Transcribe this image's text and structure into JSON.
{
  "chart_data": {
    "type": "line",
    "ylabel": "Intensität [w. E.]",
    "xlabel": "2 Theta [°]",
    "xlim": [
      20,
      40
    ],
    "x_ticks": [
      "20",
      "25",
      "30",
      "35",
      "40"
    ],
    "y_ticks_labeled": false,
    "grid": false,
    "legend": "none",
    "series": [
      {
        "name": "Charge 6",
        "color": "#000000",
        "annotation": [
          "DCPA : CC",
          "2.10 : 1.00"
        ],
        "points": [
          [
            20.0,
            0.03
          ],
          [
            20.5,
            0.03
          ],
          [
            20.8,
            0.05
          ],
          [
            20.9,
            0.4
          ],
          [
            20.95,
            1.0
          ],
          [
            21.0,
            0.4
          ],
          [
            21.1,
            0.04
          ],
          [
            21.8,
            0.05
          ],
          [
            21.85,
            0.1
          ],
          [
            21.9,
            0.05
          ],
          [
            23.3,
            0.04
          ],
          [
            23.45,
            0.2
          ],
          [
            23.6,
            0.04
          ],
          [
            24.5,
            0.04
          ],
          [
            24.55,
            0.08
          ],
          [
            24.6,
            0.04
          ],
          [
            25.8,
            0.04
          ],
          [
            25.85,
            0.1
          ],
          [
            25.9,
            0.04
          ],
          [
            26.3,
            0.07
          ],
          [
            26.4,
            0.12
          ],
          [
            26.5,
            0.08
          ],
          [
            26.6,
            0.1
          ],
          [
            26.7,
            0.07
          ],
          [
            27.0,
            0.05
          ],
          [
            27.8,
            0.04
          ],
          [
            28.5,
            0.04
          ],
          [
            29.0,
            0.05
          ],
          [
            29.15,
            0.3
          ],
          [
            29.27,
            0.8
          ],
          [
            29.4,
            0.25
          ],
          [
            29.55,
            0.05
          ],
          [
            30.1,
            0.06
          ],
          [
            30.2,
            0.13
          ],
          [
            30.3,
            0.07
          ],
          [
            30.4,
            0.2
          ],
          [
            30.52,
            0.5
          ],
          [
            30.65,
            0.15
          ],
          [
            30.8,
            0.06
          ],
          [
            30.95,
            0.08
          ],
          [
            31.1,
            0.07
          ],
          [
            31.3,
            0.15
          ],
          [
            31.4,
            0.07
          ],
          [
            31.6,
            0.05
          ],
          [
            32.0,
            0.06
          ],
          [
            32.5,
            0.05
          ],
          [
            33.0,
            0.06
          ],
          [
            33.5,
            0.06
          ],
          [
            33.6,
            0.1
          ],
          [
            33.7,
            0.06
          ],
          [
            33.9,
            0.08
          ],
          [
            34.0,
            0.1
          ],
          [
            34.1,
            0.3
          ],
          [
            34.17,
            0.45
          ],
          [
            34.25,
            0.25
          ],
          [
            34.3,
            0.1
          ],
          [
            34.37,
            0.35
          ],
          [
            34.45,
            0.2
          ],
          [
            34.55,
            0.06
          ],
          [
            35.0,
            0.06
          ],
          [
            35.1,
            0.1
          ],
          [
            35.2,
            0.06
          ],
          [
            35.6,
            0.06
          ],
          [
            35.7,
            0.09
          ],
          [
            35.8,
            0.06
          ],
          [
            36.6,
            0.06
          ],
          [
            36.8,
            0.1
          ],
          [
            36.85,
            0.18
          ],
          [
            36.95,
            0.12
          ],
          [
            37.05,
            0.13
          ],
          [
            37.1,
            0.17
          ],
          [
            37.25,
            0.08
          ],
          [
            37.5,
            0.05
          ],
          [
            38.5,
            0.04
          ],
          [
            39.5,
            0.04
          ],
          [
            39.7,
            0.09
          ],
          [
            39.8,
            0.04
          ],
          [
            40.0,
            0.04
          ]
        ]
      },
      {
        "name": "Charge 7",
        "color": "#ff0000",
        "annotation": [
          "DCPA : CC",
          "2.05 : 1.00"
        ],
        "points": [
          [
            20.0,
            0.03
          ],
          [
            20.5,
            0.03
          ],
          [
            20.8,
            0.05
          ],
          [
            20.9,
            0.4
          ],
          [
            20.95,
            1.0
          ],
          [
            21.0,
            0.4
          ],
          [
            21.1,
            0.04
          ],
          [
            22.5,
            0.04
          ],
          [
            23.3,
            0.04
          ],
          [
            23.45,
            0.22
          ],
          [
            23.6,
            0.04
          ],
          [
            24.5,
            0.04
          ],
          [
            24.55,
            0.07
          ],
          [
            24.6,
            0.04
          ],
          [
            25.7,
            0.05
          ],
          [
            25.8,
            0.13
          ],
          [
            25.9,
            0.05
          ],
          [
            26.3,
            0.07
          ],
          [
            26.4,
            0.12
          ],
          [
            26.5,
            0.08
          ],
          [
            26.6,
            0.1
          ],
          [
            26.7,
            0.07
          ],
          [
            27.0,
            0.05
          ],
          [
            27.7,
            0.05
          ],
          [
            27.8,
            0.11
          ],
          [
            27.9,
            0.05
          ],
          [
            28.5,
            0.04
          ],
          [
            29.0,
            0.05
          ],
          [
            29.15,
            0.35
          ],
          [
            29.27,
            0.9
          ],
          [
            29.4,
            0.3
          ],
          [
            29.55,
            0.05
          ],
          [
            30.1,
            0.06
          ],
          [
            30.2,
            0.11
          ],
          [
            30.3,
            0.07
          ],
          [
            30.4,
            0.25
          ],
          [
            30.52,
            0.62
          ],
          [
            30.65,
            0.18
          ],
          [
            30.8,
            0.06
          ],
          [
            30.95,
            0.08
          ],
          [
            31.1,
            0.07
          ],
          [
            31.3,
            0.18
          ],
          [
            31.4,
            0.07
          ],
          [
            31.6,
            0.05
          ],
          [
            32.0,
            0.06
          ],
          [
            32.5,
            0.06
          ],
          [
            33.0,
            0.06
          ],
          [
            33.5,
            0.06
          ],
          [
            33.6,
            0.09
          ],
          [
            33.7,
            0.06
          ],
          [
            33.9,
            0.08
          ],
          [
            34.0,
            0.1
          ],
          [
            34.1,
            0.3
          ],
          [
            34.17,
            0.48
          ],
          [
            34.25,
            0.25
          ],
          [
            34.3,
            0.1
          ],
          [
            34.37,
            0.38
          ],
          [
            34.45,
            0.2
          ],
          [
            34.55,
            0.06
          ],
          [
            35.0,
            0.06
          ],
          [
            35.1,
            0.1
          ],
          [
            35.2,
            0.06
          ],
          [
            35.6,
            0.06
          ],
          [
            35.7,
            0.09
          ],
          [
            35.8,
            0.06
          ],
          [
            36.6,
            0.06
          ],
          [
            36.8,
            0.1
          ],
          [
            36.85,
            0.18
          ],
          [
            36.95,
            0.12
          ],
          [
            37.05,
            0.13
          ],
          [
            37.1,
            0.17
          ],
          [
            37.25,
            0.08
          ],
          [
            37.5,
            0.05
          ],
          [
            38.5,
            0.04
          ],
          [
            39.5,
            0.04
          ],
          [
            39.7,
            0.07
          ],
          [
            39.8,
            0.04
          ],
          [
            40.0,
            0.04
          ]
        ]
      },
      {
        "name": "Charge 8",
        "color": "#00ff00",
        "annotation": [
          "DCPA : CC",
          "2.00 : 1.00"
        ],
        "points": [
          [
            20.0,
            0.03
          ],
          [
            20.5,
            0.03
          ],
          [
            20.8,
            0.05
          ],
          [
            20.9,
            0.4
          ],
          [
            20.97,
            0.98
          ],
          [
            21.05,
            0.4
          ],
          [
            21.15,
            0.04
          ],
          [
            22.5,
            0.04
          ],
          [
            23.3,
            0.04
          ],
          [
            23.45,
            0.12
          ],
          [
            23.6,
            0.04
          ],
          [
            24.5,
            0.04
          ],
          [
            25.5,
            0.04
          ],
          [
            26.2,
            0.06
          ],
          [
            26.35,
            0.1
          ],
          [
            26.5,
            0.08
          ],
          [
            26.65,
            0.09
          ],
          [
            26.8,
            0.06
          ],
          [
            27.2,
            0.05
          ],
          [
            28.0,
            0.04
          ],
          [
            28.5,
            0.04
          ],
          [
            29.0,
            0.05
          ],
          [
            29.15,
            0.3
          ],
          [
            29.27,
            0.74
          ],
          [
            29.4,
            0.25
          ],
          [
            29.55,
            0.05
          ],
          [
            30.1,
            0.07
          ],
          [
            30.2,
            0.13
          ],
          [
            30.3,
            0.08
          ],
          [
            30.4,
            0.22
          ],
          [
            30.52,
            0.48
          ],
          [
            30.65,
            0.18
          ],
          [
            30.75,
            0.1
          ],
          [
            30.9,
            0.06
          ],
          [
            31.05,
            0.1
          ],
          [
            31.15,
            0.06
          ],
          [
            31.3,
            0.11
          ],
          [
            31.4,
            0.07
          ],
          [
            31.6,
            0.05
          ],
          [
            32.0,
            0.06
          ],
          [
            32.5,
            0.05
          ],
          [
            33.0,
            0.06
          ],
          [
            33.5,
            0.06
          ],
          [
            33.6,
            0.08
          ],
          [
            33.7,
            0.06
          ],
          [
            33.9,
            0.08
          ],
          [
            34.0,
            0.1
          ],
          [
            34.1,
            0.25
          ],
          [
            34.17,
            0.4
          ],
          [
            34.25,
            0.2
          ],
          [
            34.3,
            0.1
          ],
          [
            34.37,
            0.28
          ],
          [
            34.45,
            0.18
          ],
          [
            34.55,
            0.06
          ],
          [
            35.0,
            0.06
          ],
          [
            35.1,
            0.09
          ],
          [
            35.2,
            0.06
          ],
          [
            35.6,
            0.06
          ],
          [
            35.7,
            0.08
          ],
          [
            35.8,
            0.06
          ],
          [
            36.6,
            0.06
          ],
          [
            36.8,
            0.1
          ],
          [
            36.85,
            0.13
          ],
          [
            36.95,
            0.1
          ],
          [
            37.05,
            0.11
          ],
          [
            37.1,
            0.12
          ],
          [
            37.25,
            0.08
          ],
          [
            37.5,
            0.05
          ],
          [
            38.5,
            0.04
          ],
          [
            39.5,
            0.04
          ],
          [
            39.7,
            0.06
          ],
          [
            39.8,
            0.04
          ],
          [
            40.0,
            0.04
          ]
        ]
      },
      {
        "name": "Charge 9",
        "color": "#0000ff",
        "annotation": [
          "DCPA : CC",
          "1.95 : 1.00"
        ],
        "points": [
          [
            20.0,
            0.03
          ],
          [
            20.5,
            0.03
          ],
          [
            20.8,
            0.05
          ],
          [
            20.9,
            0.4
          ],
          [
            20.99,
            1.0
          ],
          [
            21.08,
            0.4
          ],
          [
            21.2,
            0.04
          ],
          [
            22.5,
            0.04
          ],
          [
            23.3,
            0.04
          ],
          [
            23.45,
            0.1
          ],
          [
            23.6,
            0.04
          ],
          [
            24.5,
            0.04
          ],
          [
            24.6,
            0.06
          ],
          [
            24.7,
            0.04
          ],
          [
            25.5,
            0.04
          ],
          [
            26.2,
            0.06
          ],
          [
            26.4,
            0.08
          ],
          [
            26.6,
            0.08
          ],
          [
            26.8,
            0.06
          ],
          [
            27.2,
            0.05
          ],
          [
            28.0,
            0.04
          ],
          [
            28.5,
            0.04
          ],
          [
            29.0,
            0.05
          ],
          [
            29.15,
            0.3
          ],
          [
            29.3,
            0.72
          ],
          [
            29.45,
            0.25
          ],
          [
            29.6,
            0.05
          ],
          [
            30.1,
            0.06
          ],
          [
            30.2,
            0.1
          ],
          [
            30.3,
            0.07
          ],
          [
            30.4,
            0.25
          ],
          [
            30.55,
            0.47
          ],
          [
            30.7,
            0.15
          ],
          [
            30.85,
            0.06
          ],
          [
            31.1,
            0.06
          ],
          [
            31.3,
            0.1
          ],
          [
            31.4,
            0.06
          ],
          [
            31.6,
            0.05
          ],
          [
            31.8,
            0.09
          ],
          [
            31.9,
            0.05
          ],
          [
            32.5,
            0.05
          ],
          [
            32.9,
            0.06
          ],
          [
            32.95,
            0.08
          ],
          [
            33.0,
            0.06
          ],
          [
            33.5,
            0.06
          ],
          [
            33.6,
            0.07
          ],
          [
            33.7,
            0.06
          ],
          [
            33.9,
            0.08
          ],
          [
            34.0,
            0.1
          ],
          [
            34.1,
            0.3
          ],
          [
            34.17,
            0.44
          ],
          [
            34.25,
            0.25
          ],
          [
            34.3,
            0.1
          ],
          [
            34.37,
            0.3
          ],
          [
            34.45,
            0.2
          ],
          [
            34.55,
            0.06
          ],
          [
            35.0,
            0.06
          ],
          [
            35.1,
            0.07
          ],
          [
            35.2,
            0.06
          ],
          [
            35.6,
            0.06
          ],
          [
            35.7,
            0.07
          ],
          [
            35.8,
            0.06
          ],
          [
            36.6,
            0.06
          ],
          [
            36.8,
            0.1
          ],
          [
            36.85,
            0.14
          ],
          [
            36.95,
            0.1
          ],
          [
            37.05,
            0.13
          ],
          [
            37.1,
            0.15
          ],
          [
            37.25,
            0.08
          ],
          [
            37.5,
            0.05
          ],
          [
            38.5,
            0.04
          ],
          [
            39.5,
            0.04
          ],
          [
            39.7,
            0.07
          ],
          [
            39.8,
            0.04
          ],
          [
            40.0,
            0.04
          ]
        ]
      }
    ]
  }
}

• _Exercise task_
Extract from the material all lines containing the string "name".

• _Answer to the problem_
        "name": "Charge 6",
        "name": "Charge 7",
        "name": "Charge 8",
        "name": "Charge 9",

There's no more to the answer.